PROMPT: The entire listing is to be repeated verbatim.

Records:
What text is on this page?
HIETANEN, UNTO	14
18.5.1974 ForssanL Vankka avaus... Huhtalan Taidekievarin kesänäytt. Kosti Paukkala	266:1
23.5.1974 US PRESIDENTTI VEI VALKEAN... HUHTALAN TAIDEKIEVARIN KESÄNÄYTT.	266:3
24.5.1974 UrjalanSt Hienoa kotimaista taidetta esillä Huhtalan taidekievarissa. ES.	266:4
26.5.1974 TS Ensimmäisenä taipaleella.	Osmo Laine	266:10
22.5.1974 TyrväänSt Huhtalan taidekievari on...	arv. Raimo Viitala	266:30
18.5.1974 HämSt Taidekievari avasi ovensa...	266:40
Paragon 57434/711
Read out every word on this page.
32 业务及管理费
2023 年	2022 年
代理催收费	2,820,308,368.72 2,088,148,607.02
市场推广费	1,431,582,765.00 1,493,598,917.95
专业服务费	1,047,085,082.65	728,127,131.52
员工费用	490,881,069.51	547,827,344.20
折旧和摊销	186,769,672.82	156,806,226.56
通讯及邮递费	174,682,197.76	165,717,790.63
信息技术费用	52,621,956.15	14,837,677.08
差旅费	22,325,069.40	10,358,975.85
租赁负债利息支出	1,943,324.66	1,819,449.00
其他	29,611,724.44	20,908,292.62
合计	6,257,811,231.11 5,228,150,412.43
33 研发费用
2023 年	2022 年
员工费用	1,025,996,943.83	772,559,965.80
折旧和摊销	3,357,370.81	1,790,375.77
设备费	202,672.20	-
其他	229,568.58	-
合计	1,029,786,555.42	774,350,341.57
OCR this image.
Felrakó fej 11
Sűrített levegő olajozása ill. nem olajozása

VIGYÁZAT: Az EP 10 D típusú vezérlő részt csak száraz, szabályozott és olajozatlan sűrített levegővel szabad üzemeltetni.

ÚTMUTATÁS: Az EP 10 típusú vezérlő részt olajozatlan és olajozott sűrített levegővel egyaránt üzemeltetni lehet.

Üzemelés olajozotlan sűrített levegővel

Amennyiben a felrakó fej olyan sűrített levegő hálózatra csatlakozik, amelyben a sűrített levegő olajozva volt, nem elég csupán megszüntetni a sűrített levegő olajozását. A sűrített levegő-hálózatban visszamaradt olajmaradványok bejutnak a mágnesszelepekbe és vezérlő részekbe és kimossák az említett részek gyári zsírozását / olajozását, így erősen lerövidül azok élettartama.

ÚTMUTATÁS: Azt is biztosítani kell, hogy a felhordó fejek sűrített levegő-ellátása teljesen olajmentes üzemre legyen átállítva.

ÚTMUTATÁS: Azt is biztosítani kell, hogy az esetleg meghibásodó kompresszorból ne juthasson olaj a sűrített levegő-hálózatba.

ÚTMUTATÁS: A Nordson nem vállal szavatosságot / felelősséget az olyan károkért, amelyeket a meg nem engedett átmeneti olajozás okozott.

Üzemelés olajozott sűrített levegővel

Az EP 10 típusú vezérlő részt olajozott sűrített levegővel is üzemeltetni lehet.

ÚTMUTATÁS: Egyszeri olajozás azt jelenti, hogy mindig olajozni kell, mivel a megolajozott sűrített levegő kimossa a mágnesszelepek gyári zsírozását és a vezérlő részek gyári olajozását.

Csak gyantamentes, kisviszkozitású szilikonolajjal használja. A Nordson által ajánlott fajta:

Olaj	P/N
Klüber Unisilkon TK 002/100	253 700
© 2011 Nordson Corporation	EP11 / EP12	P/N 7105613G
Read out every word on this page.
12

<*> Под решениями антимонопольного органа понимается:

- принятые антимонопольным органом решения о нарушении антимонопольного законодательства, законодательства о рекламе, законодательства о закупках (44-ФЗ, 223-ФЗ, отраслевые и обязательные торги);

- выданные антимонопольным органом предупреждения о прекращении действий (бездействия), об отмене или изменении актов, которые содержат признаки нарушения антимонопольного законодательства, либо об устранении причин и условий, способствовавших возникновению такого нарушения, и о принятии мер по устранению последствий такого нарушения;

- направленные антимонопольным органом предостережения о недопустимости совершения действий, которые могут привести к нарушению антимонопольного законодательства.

WRITTEN ANSWER:
What text is on this page?
HIETANEN, UNTO	14
18.5.1974 ForssanL Vankka avaus... Huhtalan Taidekievarin kesänäytt. Kosti Paukkala	266:1
23.5.1974 US PRESIDENTTI VEI VALKEAN... HUHTALAN TAIDEKIEVARIN KESÄNÄYTT.	266:3
24.5.1974 UrjalanSt Hienoa kotimaista taidetta esillä Huhtalan taidekievarissa. ES.	266:4
26.5.1974 TS Ensimmäisenä taipaleella.	Osmo Laine	266:10
22.5.1974 TyrväänSt Huhtalan taidekievari on...	arv. Raimo Viitala	266:30
18.5.1974 HämSt Taidekievari avasi ovensa...	266:40
Paragon 57434/711
Read out every word on this page.
32 业务及管理费
2023 年	2022 年
代理催收费	2,820,308,368.72 2,088,148,607.02
市场推广费	1,431,582,765.00 1,493,598,917.95
专业服务费	1,047,085,082.65	728,127,131.52
员工费用	490,881,069.51	547,827,344.20
折旧和摊销	186,769,672.82	156,806,226.56
通讯及邮递费	174,682,197.76	165,717,790.63
信息技术费用	52,621,956.15	14,837,677.08
差旅费	22,325,069.40	10,358,975.85
租赁负债利息支出	1,943,324.66	1,819,449.00
其他	29,611,724.44	20,908,292.62
合计	6,257,811,231.11 5,228,150,412.43
33 研发费用
2023 年	2022 年
员工费用	1,025,996,943.83	772,559,965.80
折旧和摊销	3,357,370.81	1,790,375.77
设备费	202,672.20	-
其他	229,568.58	-
合计	1,029,786,555.42	774,350,341.57
OCR this image.
Felrakó fej 11
Sűrített levegő olajozása ill. nem olajozása

VIGYÁZAT: Az EP 10 D típusú vezérlő részt csak száraz, szabályozott és olajozatlan sűrített levegővel szabad üzemeltetni.

ÚTMUTATÁS: Az EP 10 típusú vezérlő részt olajozatlan és olajozott sűrített levegővel egyaránt üzemeltetni lehet.

Üzemelés olajozotlan sűrített levegővel

Amennyiben a felrakó fej olyan sűrített levegő hálózatra csatlakozik, amelyben a sűrített levegő olajozva volt, nem elég csupán megszüntetni a sűrített levegő olajozását. A sűrített levegő-hálózatban visszamaradt olajmaradványok bejutnak a mágnesszelepekbe és vezérlő részekbe és kimossák az említett részek gyári zsírozását / olajozását, így erősen lerövidül azok élettartama.

ÚTMUTATÁS: Azt is biztosítani kell, hogy a felhordó fejek sűrített levegő-ellátása teljesen olajmentes üzemre legyen átállítva.

ÚTMUTATÁS: Azt is biztosítani kell, hogy az esetleg meghibásodó kompresszorból ne juthasson olaj a sűrített levegő-hálózatba.

ÚTMUTATÁS: A Nordson nem vállal szavatosságot / felelősséget az olyan károkért, amelyeket a meg nem engedett átmeneti olajozás okozott.

Üzemelés olajozott sűrített levegővel

Az EP 10 típusú vezérlő részt olajozott sűrített levegővel is üzemeltetni lehet.

ÚTMUTATÁS: Egyszeri olajozás azt jelenti, hogy mindig olajozni kell, mivel a megolajozott sűrített levegő kimossa a mágnesszelepek gyári zsírozását és a vezérlő részek gyári olajozását.

Csak gyantamentes, kisviszkozitású szilikonolajjal használja. A Nordson által ajánlott fajta:

Olaj	P/N
Klüber Unisilkon TK 002/100	253 700
© 2011 Nordson Corporation	EP11 / EP12	P/N 7105613G
Read out every word on this page.
12

<*> Под решениями антимонопольного органа понимается:

- принятые антимонопольным органом решения о нарушении антимонопольного законодательства, законодательства о рекламе, законодательства о закупках (44-ФЗ, 223-ФЗ, отраслевые и обязательные торги);

- выданные антимонопольным органом предупреждения о прекращении действий (бездействия), об отмене или изменении актов, которые содержат признаки нарушения антимонопольного законодательства, либо об устранении причин и условий, способствовавших возникновению такого нарушения, и о принятии мер по устранению последствий такого нарушения;

- направленные антимонопольным органом предостережения о недопустимости совершения действий, которые могут привести к нарушению антимонопольного законодательства.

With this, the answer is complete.